● Material for this task
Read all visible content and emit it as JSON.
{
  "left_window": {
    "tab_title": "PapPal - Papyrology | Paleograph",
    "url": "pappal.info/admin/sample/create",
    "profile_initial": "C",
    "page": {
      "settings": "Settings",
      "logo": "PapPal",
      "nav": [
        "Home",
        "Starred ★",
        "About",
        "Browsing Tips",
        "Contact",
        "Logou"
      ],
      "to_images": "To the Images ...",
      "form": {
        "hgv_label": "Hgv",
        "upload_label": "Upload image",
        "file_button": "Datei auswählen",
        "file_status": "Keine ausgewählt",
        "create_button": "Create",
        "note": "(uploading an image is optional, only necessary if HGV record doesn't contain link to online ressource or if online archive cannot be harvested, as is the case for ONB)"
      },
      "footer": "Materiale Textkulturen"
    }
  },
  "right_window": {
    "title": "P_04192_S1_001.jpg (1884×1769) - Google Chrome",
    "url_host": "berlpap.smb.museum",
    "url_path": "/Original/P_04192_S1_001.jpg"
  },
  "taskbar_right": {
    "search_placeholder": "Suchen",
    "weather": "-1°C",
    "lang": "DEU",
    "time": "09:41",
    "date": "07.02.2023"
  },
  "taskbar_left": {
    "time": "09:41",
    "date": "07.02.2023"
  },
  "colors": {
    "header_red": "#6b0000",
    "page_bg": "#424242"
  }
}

● The task
Hand back the material above in full, exactly as written.

● Output of the exercise
Read all visible content and emit it as JSON.
{
  "left_window": {
    "tab_title": "PapPal - Papyrology | Paleograph",
    "url": "pappal.info/admin/sample/create",
    "profile_initial": "C",
    "page": {
      "settings": "Settings",
      "logo": "PapPal",
      "nav": [
        "Home",
        "Starred ★",
        "About",
        "Browsing Tips",
        "Contact",
        "Logou"
      ],
      "to_images": "To the Images ...",
      "form": {
        "hgv_label": "Hgv",
        "upload_label": "Upload image",
        "file_button": "Datei auswählen",
        "file_status": "Keine ausgewählt",
        "create_button": "Create",
        "note": "(uploading an image is optional, only necessary if HGV record doesn't contain link to online ressource or if online archive cannot be harvested, as is the case for ONB)"
      },
      "footer": "Materiale Textkulturen"
    }
  },
  "right_window": {
    "title": "P_04192_S1_001.jpg (1884×1769) - Google Chrome",
    "url_host": "berlpap.smb.museum",
    "url_path": "/Original/P_04192_S1_001.jpg"
  },
  "taskbar_right": {
    "search_placeholder": "Suchen",
    "weather": "-1°C",
    "lang": "DEU",
    "time": "09:41",
    "date": "07.02.2023"
  },
  "taskbar_left": {
    "time": "09:41",
    "date": "07.02.2023"
  },
  "colors": {
    "header_red": "#6b0000",
    "page_bg": "#424242"
  }
}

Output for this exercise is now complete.